Return the records that follow unaltered. Omit every picture.
+++ Data in this exercise
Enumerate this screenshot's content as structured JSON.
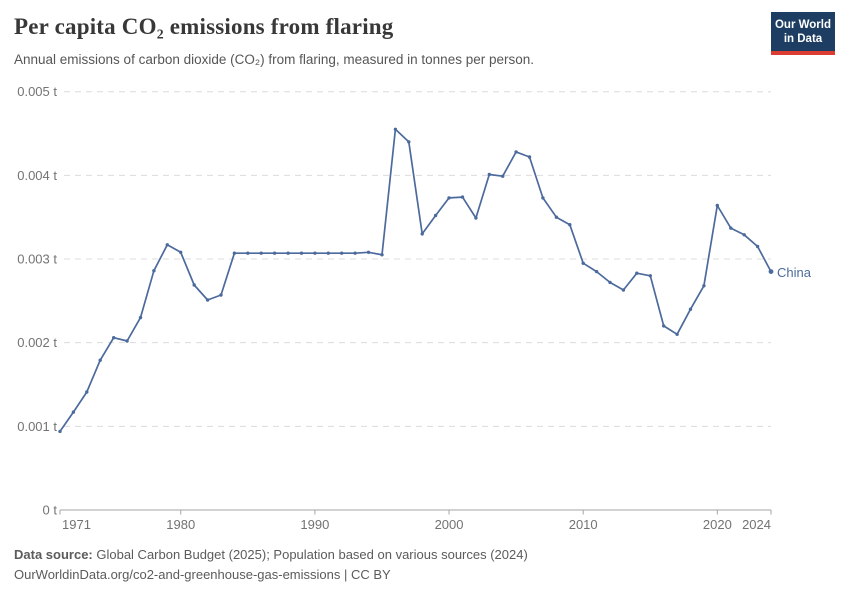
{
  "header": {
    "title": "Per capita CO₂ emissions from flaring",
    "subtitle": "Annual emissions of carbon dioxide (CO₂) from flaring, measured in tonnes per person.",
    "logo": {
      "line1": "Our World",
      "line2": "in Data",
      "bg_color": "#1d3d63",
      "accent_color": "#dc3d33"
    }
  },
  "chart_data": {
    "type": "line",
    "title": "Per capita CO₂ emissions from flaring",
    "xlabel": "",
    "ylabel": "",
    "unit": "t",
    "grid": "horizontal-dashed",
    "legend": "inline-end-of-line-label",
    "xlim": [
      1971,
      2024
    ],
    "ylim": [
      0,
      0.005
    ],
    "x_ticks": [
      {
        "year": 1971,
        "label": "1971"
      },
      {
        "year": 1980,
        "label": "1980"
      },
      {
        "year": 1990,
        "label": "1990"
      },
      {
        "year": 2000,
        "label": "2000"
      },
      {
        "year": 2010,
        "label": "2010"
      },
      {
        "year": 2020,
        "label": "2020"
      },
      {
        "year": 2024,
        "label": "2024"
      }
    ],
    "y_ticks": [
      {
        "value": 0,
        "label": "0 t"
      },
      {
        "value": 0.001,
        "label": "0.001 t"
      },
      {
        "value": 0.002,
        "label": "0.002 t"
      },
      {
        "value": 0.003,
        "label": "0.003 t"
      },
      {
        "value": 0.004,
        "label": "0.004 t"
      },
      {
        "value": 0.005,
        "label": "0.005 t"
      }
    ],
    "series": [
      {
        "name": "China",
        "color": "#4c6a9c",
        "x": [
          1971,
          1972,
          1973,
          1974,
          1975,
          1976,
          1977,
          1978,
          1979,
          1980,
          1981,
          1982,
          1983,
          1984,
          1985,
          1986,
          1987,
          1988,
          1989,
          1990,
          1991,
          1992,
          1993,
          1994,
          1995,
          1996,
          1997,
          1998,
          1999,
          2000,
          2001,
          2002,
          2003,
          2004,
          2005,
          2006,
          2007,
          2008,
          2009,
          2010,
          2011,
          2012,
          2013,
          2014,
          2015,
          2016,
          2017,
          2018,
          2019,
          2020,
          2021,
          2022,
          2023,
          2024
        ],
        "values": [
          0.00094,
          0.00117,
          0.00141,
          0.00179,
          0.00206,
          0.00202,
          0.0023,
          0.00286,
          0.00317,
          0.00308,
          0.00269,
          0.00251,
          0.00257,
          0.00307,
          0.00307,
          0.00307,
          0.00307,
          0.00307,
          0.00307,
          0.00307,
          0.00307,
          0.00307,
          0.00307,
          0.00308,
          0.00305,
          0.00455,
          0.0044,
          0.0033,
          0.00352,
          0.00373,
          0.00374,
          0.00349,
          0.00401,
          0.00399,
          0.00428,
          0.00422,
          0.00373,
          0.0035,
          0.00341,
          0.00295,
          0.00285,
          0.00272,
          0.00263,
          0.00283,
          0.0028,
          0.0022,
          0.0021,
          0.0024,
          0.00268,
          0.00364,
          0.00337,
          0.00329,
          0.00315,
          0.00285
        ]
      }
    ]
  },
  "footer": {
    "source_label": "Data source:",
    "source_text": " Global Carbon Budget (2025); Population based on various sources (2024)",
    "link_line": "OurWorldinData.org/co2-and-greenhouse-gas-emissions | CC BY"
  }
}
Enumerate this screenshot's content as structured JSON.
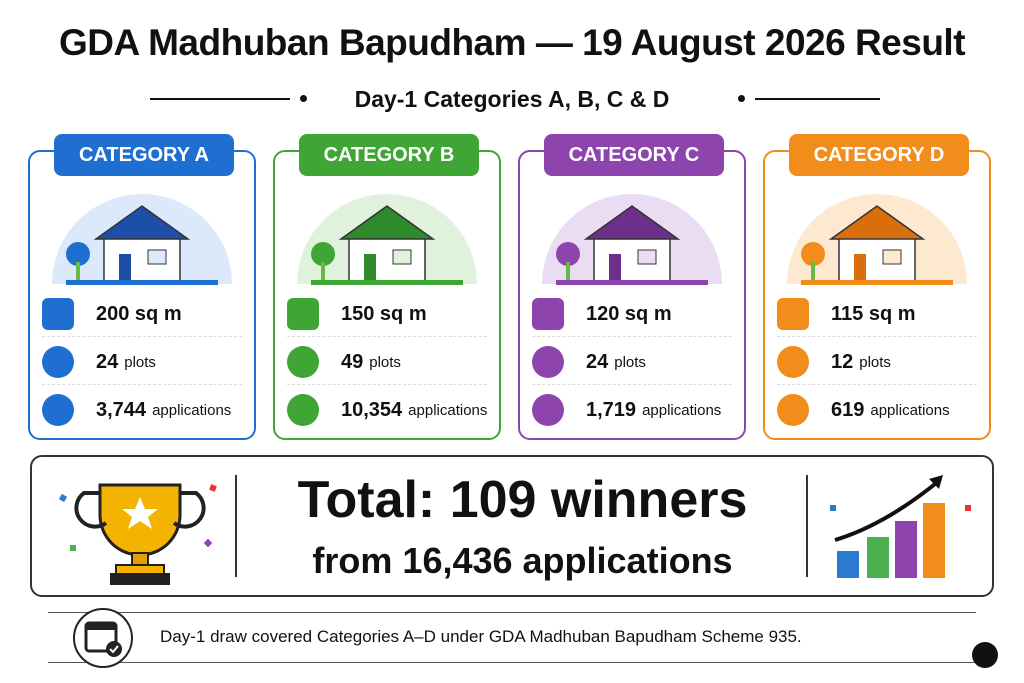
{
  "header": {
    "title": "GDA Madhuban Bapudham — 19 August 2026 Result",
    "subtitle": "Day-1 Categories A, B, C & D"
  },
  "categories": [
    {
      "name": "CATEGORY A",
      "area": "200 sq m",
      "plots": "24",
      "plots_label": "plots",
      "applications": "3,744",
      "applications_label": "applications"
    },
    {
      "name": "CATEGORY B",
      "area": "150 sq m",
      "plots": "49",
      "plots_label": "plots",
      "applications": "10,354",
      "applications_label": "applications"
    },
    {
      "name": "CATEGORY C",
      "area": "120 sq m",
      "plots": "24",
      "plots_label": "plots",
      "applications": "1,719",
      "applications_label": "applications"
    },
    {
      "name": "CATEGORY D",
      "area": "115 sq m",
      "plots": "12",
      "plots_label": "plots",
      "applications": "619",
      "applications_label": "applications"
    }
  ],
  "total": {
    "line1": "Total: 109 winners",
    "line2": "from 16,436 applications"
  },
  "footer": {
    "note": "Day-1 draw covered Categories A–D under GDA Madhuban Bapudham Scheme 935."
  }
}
++++++
* **Answer to this exercise**:
Enumerate this screenshot's content as structured JSON.
{
  "header": {
    "title": "Per capita CO₂ emissions from flaring",
    "subtitle": "Annual emissions of carbon dioxide (CO₂) from flaring, measured in tonnes per person.",
    "logo": {
      "line1": "Our World",
      "line2": "in Data",
      "bg_color": "#1d3d63",
      "accent_color": "#dc3d33"
    }
  },
  "chart_data": {
    "type": "line",
    "title": "Per capita CO₂ emissions from flaring",
    "xlabel": "",
    "ylabel": "",
    "unit": "t",
    "grid": "horizontal-dashed",
    "legend": "inline-end-of-line-label",
    "xlim": [
      1971,
      2024
    ],
    "ylim": [
      0,
      0.005
    ],
    "x_ticks": [
      {
        "year": 1971,
        "label": "1971"
      },
      {
        "year": 1980,
        "label": "1980"
      },
      {
        "year": 1990,
        "label": "1990"
      },
      {
        "year": 2000,
        "label": "2000"
      },
      {
        "year": 2010,
        "label": "2010"
      },
      {
        "year": 2020,
        "label": "2020"
      },
      {
        "year": 2024,
        "label": "2024"
      }
    ],
    "y_ticks": [
      {
        "value": 0,
        "label": "0 t"
      },
      {
        "value": 0.001,
        "label": "0.001 t"
      },
      {
        "value": 0.002,
        "label": "0.002 t"
      },
      {
        "value": 0.003,
        "label": "0.003 t"
      },
      {
        "value": 0.004,
        "label": "0.004 t"
      },
      {
        "value": 0.005,
        "label": "0.005 t"
      }
    ],
    "series": [
      {
        "name": "China",
        "color": "#4c6a9c",
        "x": [
          1971,
          1972,
          1973,
          1974,
          1975,
          1976,
          1977,
          1978,
          1979,
          1980,
          1981,
          1982,
          1983,
          1984,
          1985,
          1986,
          1987,
          1988,
          1989,
          1990,
          1991,
          1992,
          1993,
          1994,
          1995,
          1996,
          1997,
          1998,
          1999,
          2000,
          2001,
          2002,
          2003,
          2004,
          2005,
          2006,
          2007,
          2008,
          2009,
          2010,
          2011,
          2012,
          2013,
          2014,
          2015,
          2016,
          2017,
          2018,
          2019,
          2020,
          2021,
          2022,
          2023,
          2024
        ],
        "values": [
          0.00094,
          0.00117,
          0.00141,
          0.00179,
          0.00206,
          0.00202,
          0.0023,
          0.00286,
          0.00317,
          0.00308,
          0.00269,
          0.00251,
          0.00257,
          0.00307,
          0.00307,
          0.00307,
          0.00307,
          0.00307,
          0.00307,
          0.00307,
          0.00307,
          0.00307,
          0.00307,
          0.00308,
          0.00305,
          0.00455,
          0.0044,
          0.0033,
          0.00352,
          0.00373,
          0.00374,
          0.00349,
          0.00401,
          0.00399,
          0.00428,
          0.00422,
          0.00373,
          0.0035,
          0.00341,
          0.00295,
          0.00285,
          0.00272,
          0.00263,
          0.00283,
          0.0028,
          0.0022,
          0.0021,
          0.0024,
          0.00268,
          0.00364,
          0.00337,
          0.00329,
          0.00315,
          0.00285
        ]
      }
    ]
  },
  "footer": {
    "source_label": "Data source:",
    "source_text": " Global Carbon Budget (2025); Population based on various sources (2024)",
    "link_line": "OurWorldinData.org/co2-and-greenhouse-gas-emissions | CC BY"
  }
}
Enumerate this screenshot's content as structured JSON.
{
  "header": {
    "title": "GDA Madhuban Bapudham — 19 August 2026 Result",
    "subtitle": "Day-1 Categories A, B, C & D"
  },
  "categories": [
    {
      "name": "CATEGORY A",
      "area": "200 sq m",
      "plots": "24",
      "plots_label": "plots",
      "applications": "3,744",
      "applications_label": "applications"
    },
    {
      "name": "CATEGORY B",
      "area": "150 sq m",
      "plots": "49",
      "plots_label": "plots",
      "applications": "10,354",
      "applications_label": "applications"
    },
    {
      "name": "CATEGORY C",
      "area": "120 sq m",
      "plots": "24",
      "plots_label": "plots",
      "applications": "1,719",
      "applications_label": "applications"
    },
    {
      "name": "CATEGORY D",
      "area": "115 sq m",
      "plots": "12",
      "plots_label": "plots",
      "applications": "619",
      "applications_label": "applications"
    }
  ],
  "total": {
    "line1": "Total: 109 winners",
    "line2": "from 16,436 applications"
  },
  "footer": {
    "note": "Day-1 draw covered Categories A–D under GDA Madhuban Bapudham Scheme 935."
  }
}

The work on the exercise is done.